Retype all material exactly. Pictures stay out of the copy.

[Stored records]
● ● ● ● ● ● ●
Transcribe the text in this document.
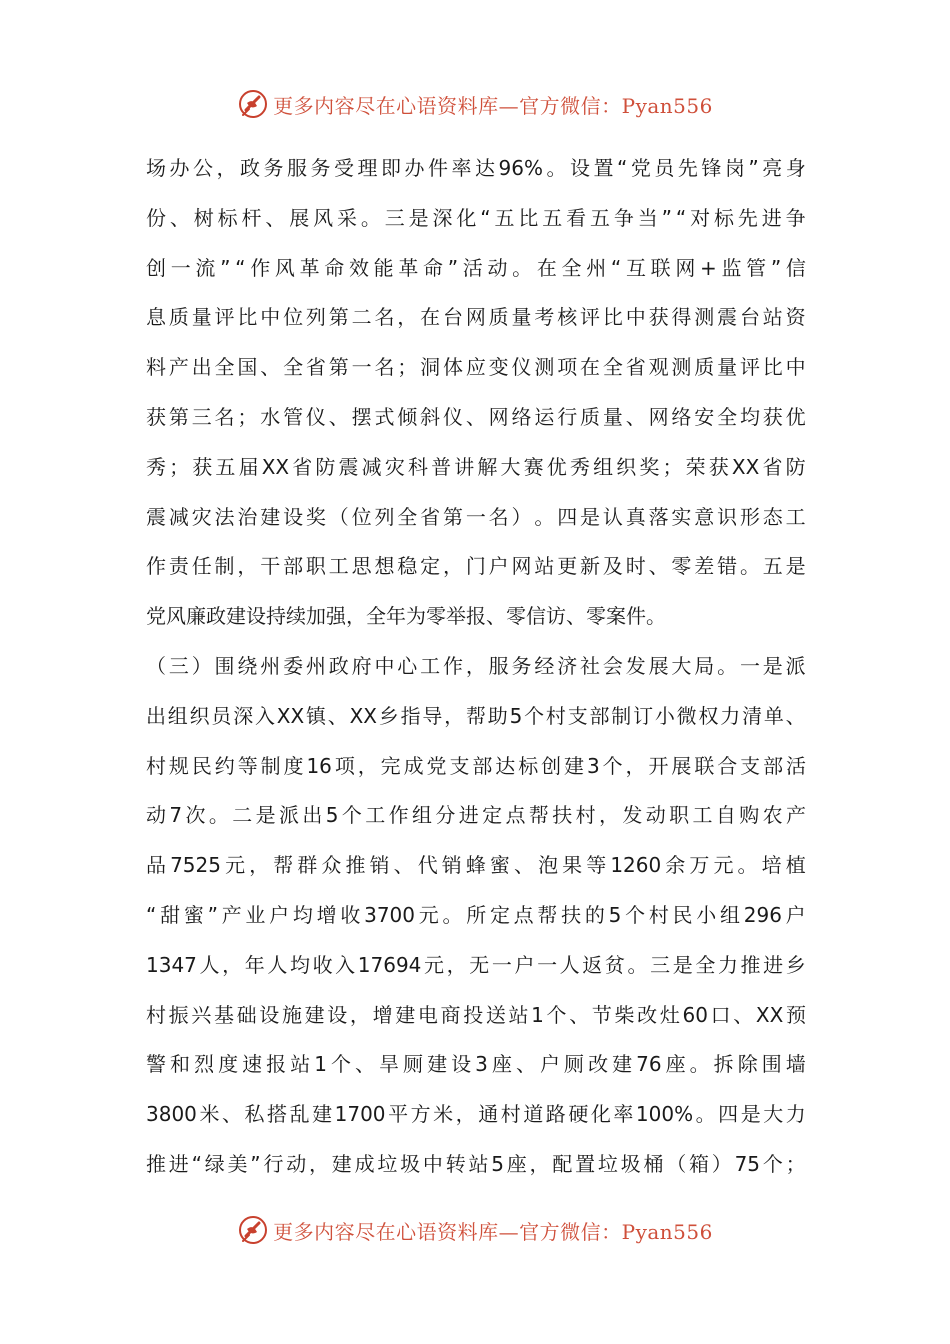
更多内容尽在心语资料库—官方微信：Pyan556
场 办 公 ， 政 务 服 务 受 理 即 办 件 率 达 96% 。 设 置 “ 党 员 先 锋 岗 ” 亮 身
份 、 树 标 杆 、 展 风 采 。 三 是 深 化 “ 五 比 五 看 五 争 当 ” “ 对 标 先 进 争
创 一 流 ” “ 作 风 革 命 效 能 革 命 ” 活 动 。 在 全 州 “ 互 联 网 + 监 管 ” 信
息 质 量 评 比 中 位 列 第 二 名 ， 在 台 网 质 量 考 核 评 比 中 获 得 测 震 台 站 资
料 产 出 全 国 、 全 省 第 一 名 ； 洞 体 应 变 仪 测 项 在 全 省 观 测 质 量 评 比 中
获 第 三 名 ； 水 管 仪 、 摆 式 倾 斜 仪 、 网 络 运 行 质 量 、 网 络 安 全 均 获 优
秀 ； 获 五 届 XX 省 防 震 减 灾 科 普 讲 解 大 赛 优 秀 组 织 奖 ； 荣 获 XX 省 防
震 减 灾 法 治 建 设 奖 （ 位 列 全 省 第 一 名 ） 。 四 是 认 真 落 实 意 识 形 态 工
作 责 任 制 ， 干 部 职 工 思 想 稳 定 ， 门 户 网 站 更 新 及 时 、 零 差 错 。 五 是
党风廉政建设持续加强，全年为零举报、零信访、零案件。
（ 三 ） 围 绕 州 委 州 政 府 中 心 工 作 ， 服 务 经 济 社 会 发 展 大 局 。 一 是 派
出 组 织 员 深 入 XX 镇 、 XX 乡 指 导 ， 帮 助 5 个 村 支 部 制 订 小 微 权 力 清 单 、
村 规 民 约 等 制 度 16 项 ， 完 成 党 支 部 达 标 创 建 3 个 ， 开 展 联 合 支 部 活
动 7 次 。 二 是 派 出 5 个 工 作 组 分 进 定 点 帮 扶 村 ， 发 动 职 工 自 购 农 产
品 7525 元 ， 帮 群 众 推 销 、 代 销 蜂 蜜 、 泡 果 等 1260 余 万 元 。 培 植
“ 甜 蜜 ” 产 业 户 均 增 收 3700 元 。 所 定 点 帮 扶 的 5 个 村 民 小 组 296 户
1347 人 ， 年 人 均 收 入 17694 元 ， 无 一 户 一 人 返 贫 。 三 是 全 力 推 进 乡
村 振 兴 基 础 设 施 建 设 ， 增 建 电 商 投 送 站 1 个 、 节 柴 改 灶 60 口 、 XX 预
警 和 烈 度 速 报 站 1 个 、 旱 厕 建 设 3 座 、 户 厕 改 建 76 座 。 拆 除 围 墙
3800 米 、 私 搭 乱 建 1700 平 方 米 ， 通 村 道 路 硬 化 率 100% 。 四 是 大 力
推 进 “ 绿 美 ” 行 动 ， 建 成 垃 圾 中 转 站 5 座 ， 配 置 垃 圾 桶 （ 箱 ） 75 个 ；
更多内容尽在心语资料库—官方微信：Pyan556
● ● ● ● ● ● ●
- [OUTPUT BELOW]:
Transcribe the text in this document.
更多内容尽在心语资料库—官方微信：Pyan556
场 办 公 ， 政 务 服 务 受 理 即 办 件 率 达 96% 。 设 置 “ 党 员 先 锋 岗 ” 亮 身
份 、 树 标 杆 、 展 风 采 。 三 是 深 化 “ 五 比 五 看 五 争 当 ” “ 对 标 先 进 争
创 一 流 ” “ 作 风 革 命 效 能 革 命 ” 活 动 。 在 全 州 “ 互 联 网 + 监 管 ” 信
息 质 量 评 比 中 位 列 第 二 名 ， 在 台 网 质 量 考 核 评 比 中 获 得 测 震 台 站 资
料 产 出 全 国 、 全 省 第 一 名 ； 洞 体 应 变 仪 测 项 在 全 省 观 测 质 量 评 比 中
获 第 三 名 ； 水 管 仪 、 摆 式 倾 斜 仪 、 网 络 运 行 质 量 、 网 络 安 全 均 获 优
秀 ； 获 五 届 XX 省 防 震 减 灾 科 普 讲 解 大 赛 优 秀 组 织 奖 ； 荣 获 XX 省 防
震 减 灾 法 治 建 设 奖 （ 位 列 全 省 第 一 名 ） 。 四 是 认 真 落 实 意 识 形 态 工
作 责 任 制 ， 干 部 职 工 思 想 稳 定 ， 门 户 网 站 更 新 及 时 、 零 差 错 。 五 是
党风廉政建设持续加强，全年为零举报、零信访、零案件。
（ 三 ） 围 绕 州 委 州 政 府 中 心 工 作 ， 服 务 经 济 社 会 发 展 大 局 。 一 是 派
出 组 织 员 深 入 XX 镇 、 XX 乡 指 导 ， 帮 助 5 个 村 支 部 制 订 小 微 权 力 清 单 、
村 规 民 约 等 制 度 16 项 ， 完 成 党 支 部 达 标 创 建 3 个 ， 开 展 联 合 支 部 活
动 7 次 。 二 是 派 出 5 个 工 作 组 分 进 定 点 帮 扶 村 ， 发 动 职 工 自 购 农 产
品 7525 元 ， 帮 群 众 推 销 、 代 销 蜂 蜜 、 泡 果 等 1260 余 万 元 。 培 植
“ 甜 蜜 ” 产 业 户 均 增 收 3700 元 。 所 定 点 帮 扶 的 5 个 村 民 小 组 296 户
1347 人 ， 年 人 均 收 入 17694 元 ， 无 一 户 一 人 返 贫 。 三 是 全 力 推 进 乡
村 振 兴 基 础 设 施 建 设 ， 增 建 电 商 投 送 站 1 个 、 节 柴 改 灶 60 口 、 XX 预
警 和 烈 度 速 报 站 1 个 、 旱 厕 建 设 3 座 、 户 厕 改 建 76 座 。 拆 除 围 墙
3800 米 、 私 搭 乱 建 1700 平 方 米 ， 通 村 道 路 硬 化 率 100% 。 四 是 大 力
推 进 “ 绿 美 ” 行 动 ， 建 成 垃 圾 中 转 站 5 座 ， 配 置 垃 圾 桶 （ 箱 ） 75 个 ；
更多内容尽在心语资料库—官方微信：Pyan556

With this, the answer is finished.